Data entries
━━━━━━━━━━━━━━━━━━━━
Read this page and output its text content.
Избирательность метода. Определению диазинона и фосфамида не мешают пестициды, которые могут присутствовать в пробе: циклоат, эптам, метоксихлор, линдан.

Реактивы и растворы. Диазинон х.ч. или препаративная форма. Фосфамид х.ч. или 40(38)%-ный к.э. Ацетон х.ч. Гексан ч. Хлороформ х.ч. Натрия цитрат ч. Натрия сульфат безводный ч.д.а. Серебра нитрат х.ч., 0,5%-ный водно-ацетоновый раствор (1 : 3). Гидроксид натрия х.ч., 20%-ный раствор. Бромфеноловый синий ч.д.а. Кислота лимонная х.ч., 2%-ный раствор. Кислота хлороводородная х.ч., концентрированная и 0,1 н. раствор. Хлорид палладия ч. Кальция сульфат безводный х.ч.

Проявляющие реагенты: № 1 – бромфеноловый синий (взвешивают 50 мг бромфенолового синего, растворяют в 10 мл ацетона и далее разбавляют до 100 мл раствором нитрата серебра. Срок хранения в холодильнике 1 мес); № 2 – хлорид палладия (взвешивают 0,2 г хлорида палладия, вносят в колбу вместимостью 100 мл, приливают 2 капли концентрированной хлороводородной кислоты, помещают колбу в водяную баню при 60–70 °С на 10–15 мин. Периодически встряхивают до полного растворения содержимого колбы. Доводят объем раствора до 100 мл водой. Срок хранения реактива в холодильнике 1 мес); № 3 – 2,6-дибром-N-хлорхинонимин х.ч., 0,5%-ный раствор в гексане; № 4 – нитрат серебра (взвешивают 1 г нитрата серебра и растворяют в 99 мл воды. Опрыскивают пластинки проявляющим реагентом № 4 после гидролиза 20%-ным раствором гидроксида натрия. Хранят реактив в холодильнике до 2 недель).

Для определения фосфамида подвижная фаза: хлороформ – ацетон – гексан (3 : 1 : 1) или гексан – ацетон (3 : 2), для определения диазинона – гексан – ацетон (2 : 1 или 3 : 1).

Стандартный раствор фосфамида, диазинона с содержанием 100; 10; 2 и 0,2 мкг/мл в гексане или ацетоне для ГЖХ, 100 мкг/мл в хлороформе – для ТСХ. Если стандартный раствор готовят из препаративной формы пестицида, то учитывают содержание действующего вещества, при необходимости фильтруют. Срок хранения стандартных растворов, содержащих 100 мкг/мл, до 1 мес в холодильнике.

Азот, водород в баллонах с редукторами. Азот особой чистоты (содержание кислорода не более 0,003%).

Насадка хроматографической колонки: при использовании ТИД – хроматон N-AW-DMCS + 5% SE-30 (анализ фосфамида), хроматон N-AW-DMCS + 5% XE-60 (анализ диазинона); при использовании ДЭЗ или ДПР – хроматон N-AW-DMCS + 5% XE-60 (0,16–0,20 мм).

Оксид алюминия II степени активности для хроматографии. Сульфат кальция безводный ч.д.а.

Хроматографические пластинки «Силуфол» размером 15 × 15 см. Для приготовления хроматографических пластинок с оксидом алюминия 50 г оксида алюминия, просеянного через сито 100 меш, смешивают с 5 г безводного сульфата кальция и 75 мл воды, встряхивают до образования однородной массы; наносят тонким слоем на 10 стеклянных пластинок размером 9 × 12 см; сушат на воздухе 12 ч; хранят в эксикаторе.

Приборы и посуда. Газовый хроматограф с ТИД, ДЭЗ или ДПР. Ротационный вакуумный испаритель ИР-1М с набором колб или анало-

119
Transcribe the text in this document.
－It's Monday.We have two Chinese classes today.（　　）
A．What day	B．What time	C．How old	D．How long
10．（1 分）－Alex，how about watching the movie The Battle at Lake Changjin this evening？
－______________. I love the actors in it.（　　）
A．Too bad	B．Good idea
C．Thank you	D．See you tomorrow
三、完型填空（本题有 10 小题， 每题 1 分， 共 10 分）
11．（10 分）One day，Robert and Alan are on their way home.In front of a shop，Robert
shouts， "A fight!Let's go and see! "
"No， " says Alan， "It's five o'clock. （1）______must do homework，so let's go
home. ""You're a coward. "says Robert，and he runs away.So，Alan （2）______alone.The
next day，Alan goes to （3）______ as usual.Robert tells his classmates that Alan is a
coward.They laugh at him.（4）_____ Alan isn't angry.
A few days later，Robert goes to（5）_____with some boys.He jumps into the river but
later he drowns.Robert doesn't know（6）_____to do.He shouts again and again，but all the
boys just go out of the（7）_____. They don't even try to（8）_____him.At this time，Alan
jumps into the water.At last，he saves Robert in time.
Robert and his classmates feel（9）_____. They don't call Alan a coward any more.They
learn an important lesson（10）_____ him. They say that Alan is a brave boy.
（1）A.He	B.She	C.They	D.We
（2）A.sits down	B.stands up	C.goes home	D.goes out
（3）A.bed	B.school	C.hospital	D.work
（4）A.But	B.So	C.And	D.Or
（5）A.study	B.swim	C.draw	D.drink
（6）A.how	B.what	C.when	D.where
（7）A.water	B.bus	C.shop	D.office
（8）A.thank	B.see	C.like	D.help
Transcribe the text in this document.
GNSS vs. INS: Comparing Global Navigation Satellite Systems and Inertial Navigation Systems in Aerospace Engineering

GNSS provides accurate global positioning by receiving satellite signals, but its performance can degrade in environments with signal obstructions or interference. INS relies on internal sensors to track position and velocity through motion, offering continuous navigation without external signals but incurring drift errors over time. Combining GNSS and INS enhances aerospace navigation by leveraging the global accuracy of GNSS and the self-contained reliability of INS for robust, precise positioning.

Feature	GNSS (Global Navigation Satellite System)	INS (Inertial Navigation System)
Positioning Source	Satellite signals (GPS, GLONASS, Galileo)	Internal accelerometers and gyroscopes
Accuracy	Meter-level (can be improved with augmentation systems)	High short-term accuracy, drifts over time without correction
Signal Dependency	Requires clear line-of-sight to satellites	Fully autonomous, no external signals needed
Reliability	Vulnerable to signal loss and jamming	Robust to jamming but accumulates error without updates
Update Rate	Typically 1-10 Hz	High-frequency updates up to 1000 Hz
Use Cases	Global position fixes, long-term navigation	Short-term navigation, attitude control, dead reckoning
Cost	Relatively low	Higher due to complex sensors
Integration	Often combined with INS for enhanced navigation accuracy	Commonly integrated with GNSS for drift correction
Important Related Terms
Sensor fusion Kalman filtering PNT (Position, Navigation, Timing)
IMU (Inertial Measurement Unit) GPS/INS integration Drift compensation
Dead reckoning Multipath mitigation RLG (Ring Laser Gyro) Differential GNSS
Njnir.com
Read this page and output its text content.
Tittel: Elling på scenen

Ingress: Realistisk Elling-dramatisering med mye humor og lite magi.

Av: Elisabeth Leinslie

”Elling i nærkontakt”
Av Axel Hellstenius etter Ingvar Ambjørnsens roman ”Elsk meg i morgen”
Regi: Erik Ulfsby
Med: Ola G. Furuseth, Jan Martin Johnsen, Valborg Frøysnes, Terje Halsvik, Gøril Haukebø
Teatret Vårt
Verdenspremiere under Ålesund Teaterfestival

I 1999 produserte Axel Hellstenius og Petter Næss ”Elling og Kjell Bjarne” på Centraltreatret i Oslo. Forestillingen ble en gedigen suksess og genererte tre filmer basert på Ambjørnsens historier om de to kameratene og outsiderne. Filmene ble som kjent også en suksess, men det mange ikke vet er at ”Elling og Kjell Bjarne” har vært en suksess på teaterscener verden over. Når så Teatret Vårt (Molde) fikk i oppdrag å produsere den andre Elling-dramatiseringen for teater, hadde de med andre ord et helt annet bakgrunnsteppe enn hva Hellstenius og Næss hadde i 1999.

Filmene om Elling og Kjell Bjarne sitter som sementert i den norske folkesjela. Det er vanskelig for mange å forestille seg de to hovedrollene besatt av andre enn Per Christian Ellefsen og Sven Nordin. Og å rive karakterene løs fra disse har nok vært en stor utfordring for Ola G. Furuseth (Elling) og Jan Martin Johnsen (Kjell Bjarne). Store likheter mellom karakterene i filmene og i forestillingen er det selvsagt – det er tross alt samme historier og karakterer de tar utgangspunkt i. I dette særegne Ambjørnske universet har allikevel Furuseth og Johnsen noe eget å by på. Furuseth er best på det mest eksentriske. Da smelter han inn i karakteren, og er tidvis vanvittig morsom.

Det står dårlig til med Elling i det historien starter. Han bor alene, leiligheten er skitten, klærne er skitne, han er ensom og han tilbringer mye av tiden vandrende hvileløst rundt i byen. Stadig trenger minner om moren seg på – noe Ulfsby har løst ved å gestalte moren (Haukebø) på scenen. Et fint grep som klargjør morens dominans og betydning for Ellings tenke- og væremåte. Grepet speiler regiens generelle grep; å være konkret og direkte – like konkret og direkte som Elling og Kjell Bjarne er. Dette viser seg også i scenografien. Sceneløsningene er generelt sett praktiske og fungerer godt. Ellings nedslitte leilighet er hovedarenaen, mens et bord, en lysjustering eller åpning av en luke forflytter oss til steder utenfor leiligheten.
━━━━━━━━━━━━━━━━━━━━
» **Stated problem**: In the records above, find the lines containing "sensors" and copy them.

» **Solution to the problem**:
GNSS provides accurate global positioning by receiving satellite signals, but its performance can degrade in environments with signal obstructions or interference. INS relies on internal sensors to track position and velocity through motion, offering continuous navigation without external signals but incurring drift errors over time. Combining GNSS and INS enhances aerospace navigation by leveraging the global accuracy of GNSS and the self-contained reliability of INS for robust, precise positioning.
Cost	Relatively low	Higher due to complex sensors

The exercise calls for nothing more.